◆ Set problem ◆
Reproduce the lines of the material exactly, excluding every image.

━━━ Exercise input ━━━

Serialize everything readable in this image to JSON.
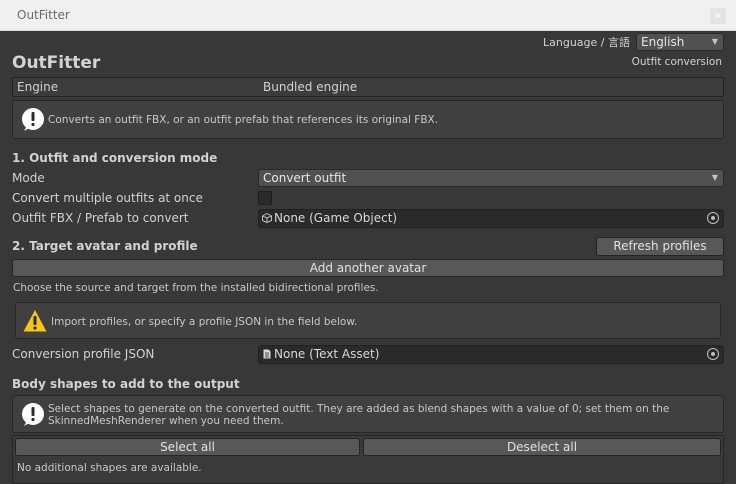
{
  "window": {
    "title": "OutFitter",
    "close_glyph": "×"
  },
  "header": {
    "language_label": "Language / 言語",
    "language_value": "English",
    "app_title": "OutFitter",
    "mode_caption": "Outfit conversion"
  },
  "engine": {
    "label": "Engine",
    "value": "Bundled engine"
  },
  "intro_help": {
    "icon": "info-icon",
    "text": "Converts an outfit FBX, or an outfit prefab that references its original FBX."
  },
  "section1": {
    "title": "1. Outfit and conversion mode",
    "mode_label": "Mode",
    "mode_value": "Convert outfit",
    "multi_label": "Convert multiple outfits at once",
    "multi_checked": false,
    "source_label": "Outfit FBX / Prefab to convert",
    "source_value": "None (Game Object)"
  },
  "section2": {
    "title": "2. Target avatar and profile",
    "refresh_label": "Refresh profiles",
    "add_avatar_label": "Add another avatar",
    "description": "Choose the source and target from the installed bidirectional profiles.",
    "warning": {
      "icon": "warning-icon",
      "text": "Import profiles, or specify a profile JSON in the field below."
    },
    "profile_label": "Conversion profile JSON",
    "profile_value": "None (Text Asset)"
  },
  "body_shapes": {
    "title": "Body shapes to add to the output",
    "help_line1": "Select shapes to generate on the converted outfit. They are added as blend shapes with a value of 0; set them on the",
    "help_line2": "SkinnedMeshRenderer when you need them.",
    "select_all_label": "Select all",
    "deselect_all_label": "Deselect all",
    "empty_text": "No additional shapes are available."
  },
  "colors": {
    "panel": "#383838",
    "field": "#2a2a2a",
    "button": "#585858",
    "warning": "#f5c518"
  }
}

━━━

◆ Final answer ◆
Serialize everything readable in this image to JSON.
{
  "window": {
    "title": "OutFitter",
    "close_glyph": "×"
  },
  "header": {
    "language_label": "Language / 言語",
    "language_value": "English",
    "app_title": "OutFitter",
    "mode_caption": "Outfit conversion"
  },
  "engine": {
    "label": "Engine",
    "value": "Bundled engine"
  },
  "intro_help": {
    "icon": "info-icon",
    "text": "Converts an outfit FBX, or an outfit prefab that references its original FBX."
  },
  "section1": {
    "title": "1. Outfit and conversion mode",
    "mode_label": "Mode",
    "mode_value": "Convert outfit",
    "multi_label": "Convert multiple outfits at once",
    "multi_checked": false,
    "source_label": "Outfit FBX / Prefab to convert",
    "source_value": "None (Game Object)"
  },
  "section2": {
    "title": "2. Target avatar and profile",
    "refresh_label": "Refresh profiles",
    "add_avatar_label": "Add another avatar",
    "description": "Choose the source and target from the installed bidirectional profiles.",
    "warning": {
      "icon": "warning-icon",
      "text": "Import profiles, or specify a profile JSON in the field below."
    },
    "profile_label": "Conversion profile JSON",
    "profile_value": "None (Text Asset)"
  },
  "body_shapes": {
    "title": "Body shapes to add to the output",
    "help_line1": "Select shapes to generate on the converted outfit. They are added as blend shapes with a value of 0; set them on the",
    "help_line2": "SkinnedMeshRenderer when you need them.",
    "select_all_label": "Select all",
    "deselect_all_label": "Deselect all",
    "empty_text": "No additional shapes are available."
  },
  "colors": {
    "panel": "#383838",
    "field": "#2a2a2a",
    "button": "#585858",
    "warning": "#f5c518"
  }
}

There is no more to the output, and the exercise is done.